[Exercise brief]
Below are some records. Copy every line in them that holds "Output".

⟨

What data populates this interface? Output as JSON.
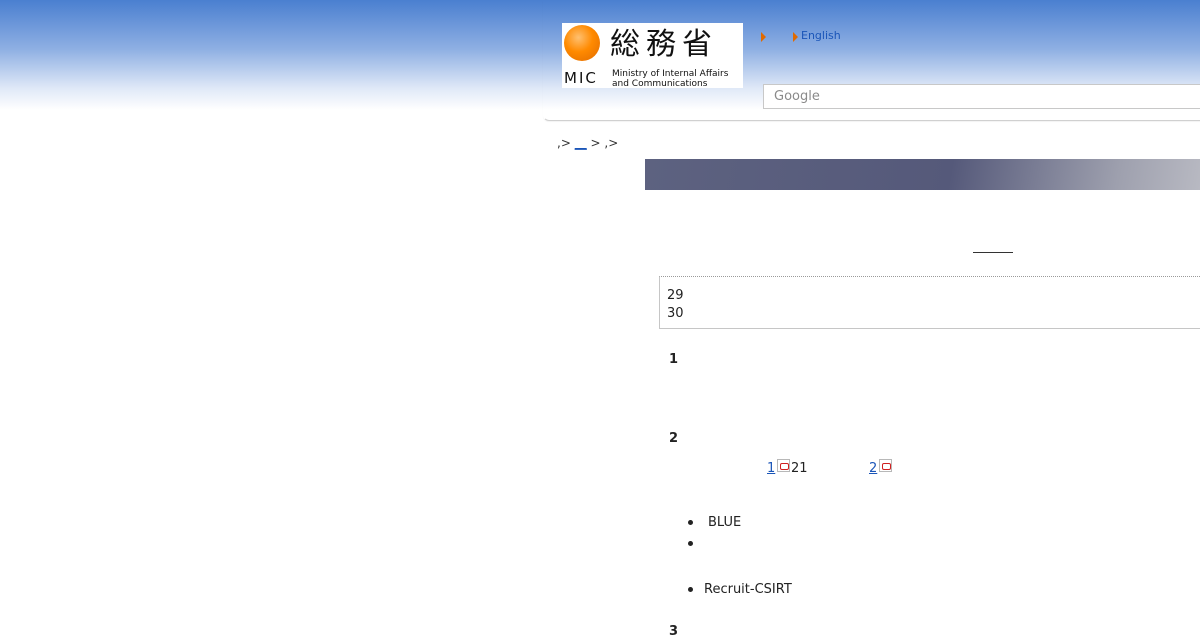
{
  "header": {
    "logo": {
      "kanji": "総務省",
      "abbrev": "MIC",
      "ministry_line1": "Ministry of Internal Affairs",
      "ministry_line2": "and Communications"
    },
    "english_link": "English",
    "search_placeholder": "Google"
  },
  "breadcrumb": {
    "sep1": ",>",
    "link": "__",
    "sep2": ">",
    "sep3": ",>"
  },
  "info_box": {
    "line1": "29",
    "line2": "30"
  },
  "sections": [
    {
      "num": "1"
    },
    {
      "num": "2"
    },
    {
      "num": "3"
    }
  ],
  "attachments": {
    "link1": "1",
    "after1": "21",
    "link2": "2"
  },
  "list_a": [
    "BLUE",
    ""
  ],
  "list_b": [
    "Recruit-CSIRT"
  ],
  "colors": {
    "accent_orange": "#e06a00",
    "link_blue": "#1a55b8",
    "title_bar": "#55597a"
  }
}
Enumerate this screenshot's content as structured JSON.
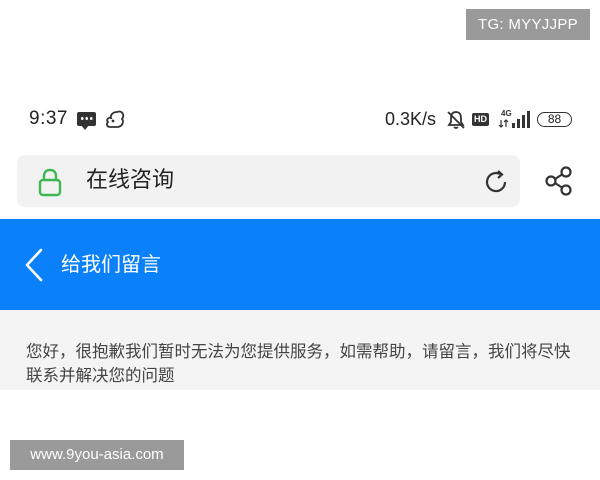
{
  "watermarks": {
    "top_right": "TG: MYYJJPP",
    "bottom_left": "www.9you-asia.com"
  },
  "status_bar": {
    "time": "9:37",
    "network_speed": "0.3K/s",
    "hd_badge": "HD",
    "network_type": "4G",
    "battery_level": "88",
    "icons": [
      "message-icon",
      "squirrel-icon",
      "mute-bell-icon",
      "signal-icon"
    ]
  },
  "address_bar": {
    "title": "在线咨询",
    "icons": [
      "lock-icon",
      "reload-icon"
    ],
    "lock_color": "#3cb853"
  },
  "share": {
    "icon": "share-icon"
  },
  "header": {
    "title": "给我们留言",
    "back_icon": "chevron-left-icon",
    "background": "#0a80fb"
  },
  "message": {
    "text": "您好，很抱歉我们暂时无法为您提供服务，如需帮助，请留言，我们将尽快联系并解决您的问题"
  }
}
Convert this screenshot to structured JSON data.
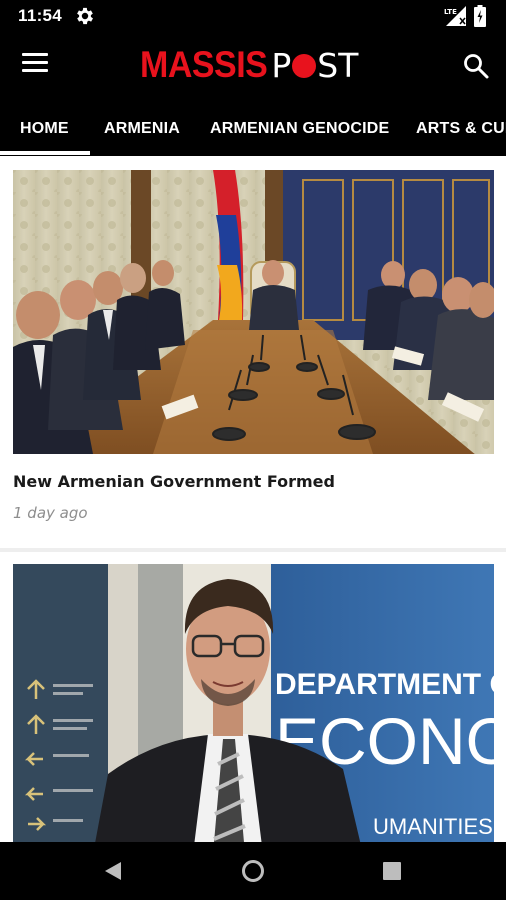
{
  "status_bar": {
    "time": "11:54",
    "icons": [
      "gear-icon",
      "signal-icon",
      "battery-icon"
    ],
    "signal_label": "LTE"
  },
  "header": {
    "logo_part1": "MASSIS",
    "logo_part2a": "P",
    "logo_part2b": "ST",
    "menu_icon": "hamburger-menu-icon",
    "search_icon": "search-icon",
    "brand_color": "#e8121d"
  },
  "tabs": [
    {
      "label": "HOME",
      "active": true
    },
    {
      "label": "ARMENIA",
      "active": false
    },
    {
      "label": "ARMENIAN GENOCIDE",
      "active": false
    },
    {
      "label": "ARTS & CUL",
      "active": false
    }
  ],
  "articles": [
    {
      "title": "New Armenian Government Formed",
      "time": "1 day ago",
      "image": "government-meeting-photo"
    },
    {
      "title": "",
      "time": "",
      "image": "economist-portrait-photo",
      "image_text": [
        "DEPARTMENT OF",
        "ECONOM",
        "UMANITIES, A"
      ]
    }
  ],
  "nav_bar": {
    "icons": [
      "back-icon",
      "home-icon",
      "recent-apps-icon"
    ]
  }
}
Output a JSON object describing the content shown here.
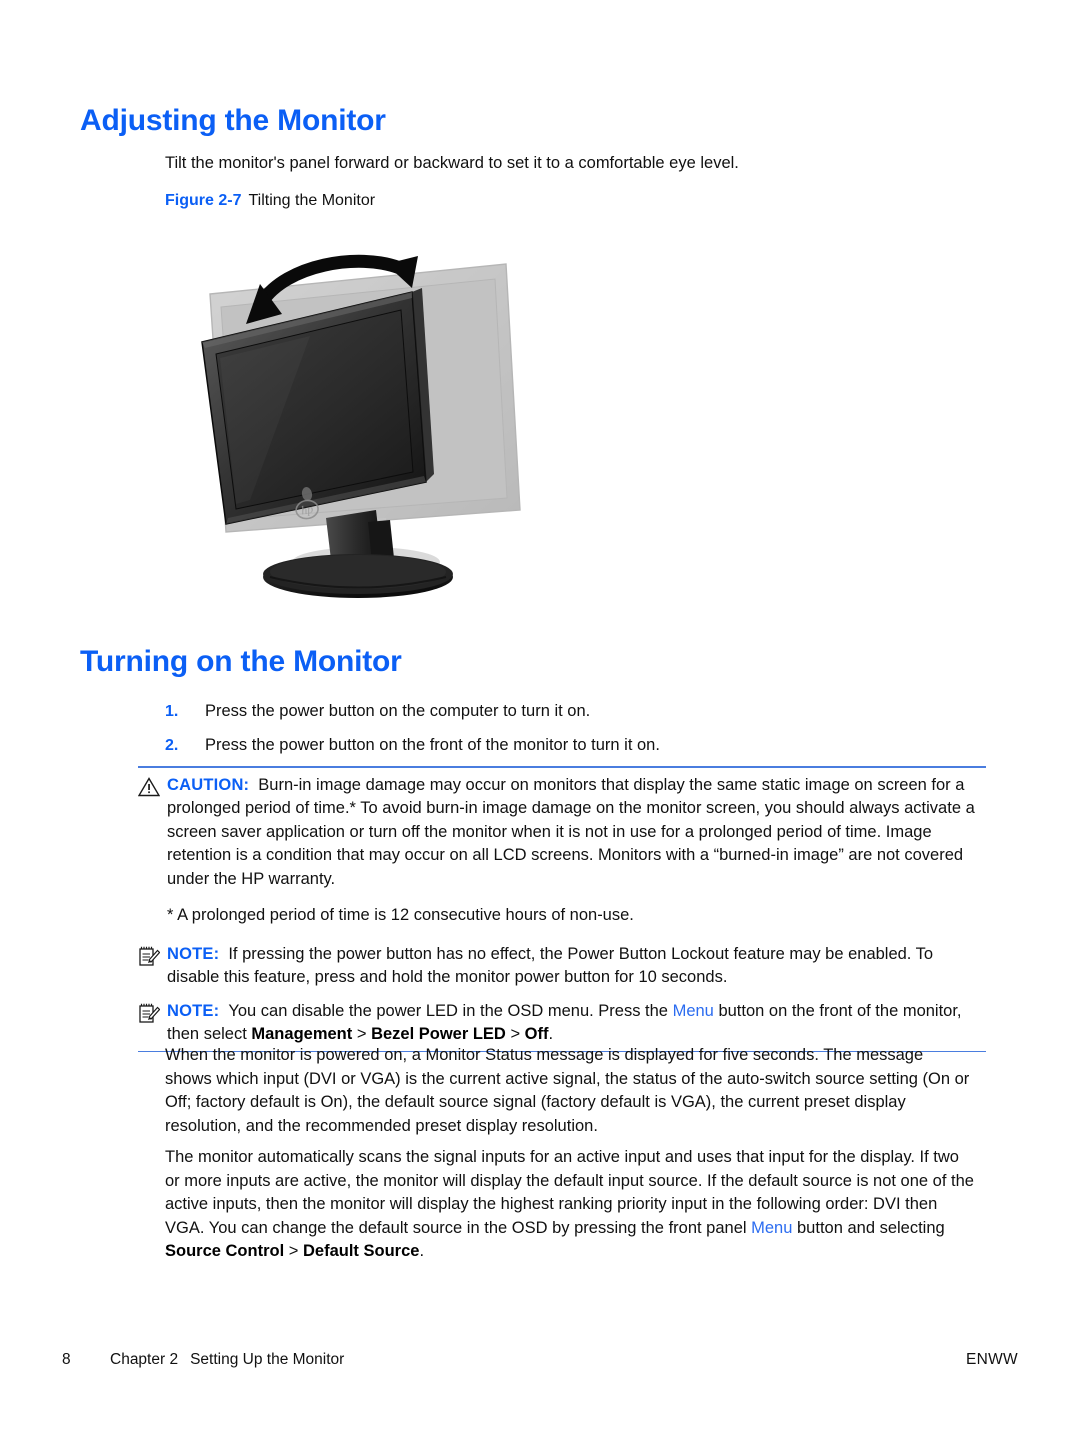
{
  "document": {
    "type": "hp-monitor-user-guide-page",
    "accent_color": "#0b5ff5",
    "rule_color": "#4a7ddf",
    "link_color": "#2b6cf0"
  },
  "headings": {
    "adjusting": "Adjusting the Monitor",
    "turning_on": "Turning on the Monitor"
  },
  "intro": {
    "paragraph": "Tilt the monitor's panel forward or backward to set it to a comfortable eye level."
  },
  "figure": {
    "label": "Figure 2-7",
    "title": "Tilting the Monitor",
    "alt": "Line illustration of an HP flat-panel monitor on a stand, shown tilted with a translucent ghost image of an alternate tilt position and a curved double-headed arrow above indicating the tilt motion.",
    "brand_logo": "hp"
  },
  "steps": [
    {
      "number": "1.",
      "text": "Press the power button on the computer to turn it on."
    },
    {
      "number": "2.",
      "text": "Press the power button on the front of the monitor to turn it on."
    }
  ],
  "admonitions": {
    "caution": {
      "icon": "warning-triangle-icon",
      "keyword": "CAUTION:",
      "text": "Burn-in image damage may occur on monitors that display the same static image on screen for a prolonged period of time.* To avoid burn-in image damage on the monitor screen, you should always activate a screen saver application or turn off the monitor when it is not in use for a prolonged period of time. Image retention is a condition that may occur on all LCD screens. Monitors with a “burned-in image” are not covered under the HP warranty."
    },
    "footnote": "* A prolonged period of time is 12 consecutive hours of non-use.",
    "note_one": {
      "icon": "notepad-pencil-icon",
      "keyword": "NOTE:",
      "text": "If pressing the power button has no effect, the Power Button Lockout feature may be enabled. To disable this feature, press and hold the monitor power button for 10 seconds."
    },
    "note_two": {
      "icon": "notepad-pencil-icon",
      "keyword": "NOTE:",
      "text_part1": "You can disable the power LED in the OSD menu. Press the ",
      "link": "Menu",
      "text_part2": " button on the front of the monitor, then select ",
      "bold1": "Management",
      "sep1": " > ",
      "bold2": "Bezel Power LED",
      "sep2": " > ",
      "bold3": "Off",
      "text_part3": "."
    }
  },
  "paragraphs": {
    "monitor_status": "When the monitor is powered on, a Monitor Status message is displayed for five seconds. The message shows which input (DVI or VGA) is the current active signal, the status of the auto-switch source setting (On or Off; factory default is On), the default source signal (factory default is VGA), the current preset display resolution, and the recommended preset display resolution.",
    "auto_scan": {
      "part1": "The monitor automatically scans the signal inputs for an active input and uses that input for the display. If two or more inputs are active, the monitor will display the default input source. If the default source is not one of the active inputs, then the monitor will display the highest ranking priority input in the following order: DVI then VGA. You can change the default source in the OSD by pressing the front panel ",
      "link": "Menu",
      "part2": " button and selecting ",
      "bold1": "Source Control",
      "sep1": " > ",
      "bold2": "Default Source",
      "part3": "."
    }
  },
  "footer": {
    "page_number": "8",
    "chapter": "Chapter 2",
    "chapter_title": "Setting Up the Monitor",
    "locale": "ENWW"
  }
}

⟩

[The answer]
What data populates this interface? Output as JSON.
Output a JSON object describing the content shown here.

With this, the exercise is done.